* **PROBLEM 1**
Duplicate the stretch of the profiling notes from "The branch containing" through "optimizations." word for word.

* **TEXT PASSAGE**
==============================
Functions found through profiling to be taking most time:
* Chromatic adaptation: 
https://github.com/kyleingraham/photog/blob/up-chromadapt-perf/source/photog/color.d#L354
* RGB to XYZ: 
https://github.com/kyleingraham/photog/blob/up-chromadapt-perf/source/photog/color.d#L142
* XYZ to RGB: 
https://github.com/kyleingraham/photog/blob/up-chromadapt-perf/source/photog/color.d#L268

A profile for the test code is 
[here](https://github.com/kyleingraham/photog/files/6274974/trace.zip). The trace.log.dot file can be viewed with xdot. The PDF version is [here](https://github.com/kyleingraham/photog/files/6275358/trace.log.pdf). The profile was generated using:

* Compiled with dub build --build=profile --compiler=ldmd2
* Visualized with profdump - dub run profdump -- -f -d -t 0.1 
trace.log trace.log.dot

The branch containing the optimized code is here: 
https://github.com/kyleingraham/photog/tree/up-chromadapt-perf
The corresponding release is here: 
https://github.com/kyleingraham/photog/releases/tag/v0.1.1-alpha

If you've gotten this far thank you so much for reading. I hope 
there's enough information here to ease thinking about 
optimizations.
==============================
* **Part of a data file**
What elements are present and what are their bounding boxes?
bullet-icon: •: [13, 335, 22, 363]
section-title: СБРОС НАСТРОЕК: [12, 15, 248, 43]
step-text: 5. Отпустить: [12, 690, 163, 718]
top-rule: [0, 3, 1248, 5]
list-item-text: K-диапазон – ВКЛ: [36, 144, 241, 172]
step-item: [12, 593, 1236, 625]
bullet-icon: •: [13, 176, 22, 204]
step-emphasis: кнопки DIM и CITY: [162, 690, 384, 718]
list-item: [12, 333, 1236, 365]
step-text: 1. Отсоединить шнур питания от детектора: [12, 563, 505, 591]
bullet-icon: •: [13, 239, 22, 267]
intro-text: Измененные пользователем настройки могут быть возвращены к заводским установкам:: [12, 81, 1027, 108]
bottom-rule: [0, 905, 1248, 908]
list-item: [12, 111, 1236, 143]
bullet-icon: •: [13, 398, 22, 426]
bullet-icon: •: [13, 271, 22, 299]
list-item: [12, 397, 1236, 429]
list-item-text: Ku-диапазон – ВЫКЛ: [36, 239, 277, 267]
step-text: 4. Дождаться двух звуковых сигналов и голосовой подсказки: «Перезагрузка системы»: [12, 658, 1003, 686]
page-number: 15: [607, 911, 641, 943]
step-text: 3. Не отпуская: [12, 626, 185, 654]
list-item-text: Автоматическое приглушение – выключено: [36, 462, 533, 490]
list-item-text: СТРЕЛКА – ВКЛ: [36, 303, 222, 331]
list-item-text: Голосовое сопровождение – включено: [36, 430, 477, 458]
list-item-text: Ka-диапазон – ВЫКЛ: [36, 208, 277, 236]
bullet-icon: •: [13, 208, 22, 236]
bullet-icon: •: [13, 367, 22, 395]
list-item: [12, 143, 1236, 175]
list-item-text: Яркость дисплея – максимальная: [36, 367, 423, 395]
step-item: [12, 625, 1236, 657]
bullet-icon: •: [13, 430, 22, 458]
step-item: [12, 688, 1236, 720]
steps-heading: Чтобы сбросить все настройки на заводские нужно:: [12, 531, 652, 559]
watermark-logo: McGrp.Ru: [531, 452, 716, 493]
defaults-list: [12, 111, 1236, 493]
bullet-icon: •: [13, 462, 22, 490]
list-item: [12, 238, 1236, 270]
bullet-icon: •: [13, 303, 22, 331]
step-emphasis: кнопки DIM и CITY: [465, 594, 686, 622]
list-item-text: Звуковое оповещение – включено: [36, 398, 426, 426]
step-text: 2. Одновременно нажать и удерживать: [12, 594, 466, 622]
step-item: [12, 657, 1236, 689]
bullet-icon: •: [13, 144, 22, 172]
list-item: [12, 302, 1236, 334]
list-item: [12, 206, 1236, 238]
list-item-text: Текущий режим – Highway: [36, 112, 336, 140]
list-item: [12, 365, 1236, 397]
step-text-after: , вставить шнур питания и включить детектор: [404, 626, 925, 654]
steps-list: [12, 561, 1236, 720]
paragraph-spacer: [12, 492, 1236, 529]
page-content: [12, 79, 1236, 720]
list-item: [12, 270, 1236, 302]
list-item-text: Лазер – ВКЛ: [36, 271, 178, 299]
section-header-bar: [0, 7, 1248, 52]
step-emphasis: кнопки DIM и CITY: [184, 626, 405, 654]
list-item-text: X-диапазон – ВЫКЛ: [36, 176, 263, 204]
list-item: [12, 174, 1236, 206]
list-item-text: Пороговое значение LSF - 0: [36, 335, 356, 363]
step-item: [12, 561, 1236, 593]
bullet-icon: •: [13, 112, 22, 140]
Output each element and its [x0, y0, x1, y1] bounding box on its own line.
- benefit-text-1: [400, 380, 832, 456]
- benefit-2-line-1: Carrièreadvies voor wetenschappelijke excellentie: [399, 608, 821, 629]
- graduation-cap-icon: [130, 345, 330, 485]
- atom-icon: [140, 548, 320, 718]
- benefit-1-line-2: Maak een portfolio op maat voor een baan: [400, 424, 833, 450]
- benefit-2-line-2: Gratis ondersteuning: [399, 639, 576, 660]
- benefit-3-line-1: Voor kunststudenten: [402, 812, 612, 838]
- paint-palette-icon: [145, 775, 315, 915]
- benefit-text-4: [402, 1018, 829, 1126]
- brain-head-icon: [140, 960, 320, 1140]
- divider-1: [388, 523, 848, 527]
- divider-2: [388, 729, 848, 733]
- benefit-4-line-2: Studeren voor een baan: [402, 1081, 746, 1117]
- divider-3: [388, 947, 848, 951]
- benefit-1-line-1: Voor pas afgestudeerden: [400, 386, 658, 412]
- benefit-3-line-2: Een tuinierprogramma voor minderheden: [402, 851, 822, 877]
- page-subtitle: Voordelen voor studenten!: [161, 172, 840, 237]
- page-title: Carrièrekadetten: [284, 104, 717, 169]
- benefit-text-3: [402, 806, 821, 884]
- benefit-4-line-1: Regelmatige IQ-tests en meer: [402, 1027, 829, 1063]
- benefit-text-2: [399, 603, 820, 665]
==============================
* **PROBLEM 2**
Rewrite the stretch of the records from their start through the line containing "step-text: 1. Отсоединить", changing "bullet-icon" to "list-marker" and leaving everything else unchanged.

* **FINAL RESULT 1**
The branch containing the optimized code is here: 
https://github.com/kyleingraham/photog/tree/up-chromadapt-perf
The corresponding release is here: 
https://github.com/kyleingraham/photog/releases/tag/v0.1.1-alpha

If you've gotten this far thank you so much for reading. I hope 
there's enough information here to ease thinking about 
optimizations.

* **FINAL RESULT 2**
What elements are present and what are their bounding boxes?
list-marker: •: [13, 335, 22, 363]
section-title: СБРОС НАСТРОЕК: [12, 15, 248, 43]
step-text: 5. Отпустить: [12, 690, 163, 718]
top-rule: [0, 3, 1248, 5]
list-item-text: K-диапазон – ВКЛ: [36, 144, 241, 172]
step-item: [12, 593, 1236, 625]
list-marker: •: [13, 176, 22, 204]
step-emphasis: кнопки DIM и CITY: [162, 690, 384, 718]
list-item: [12, 333, 1236, 365]
step-text: 1. Отсоединить шнур питания от детектора: [12, 563, 505, 591]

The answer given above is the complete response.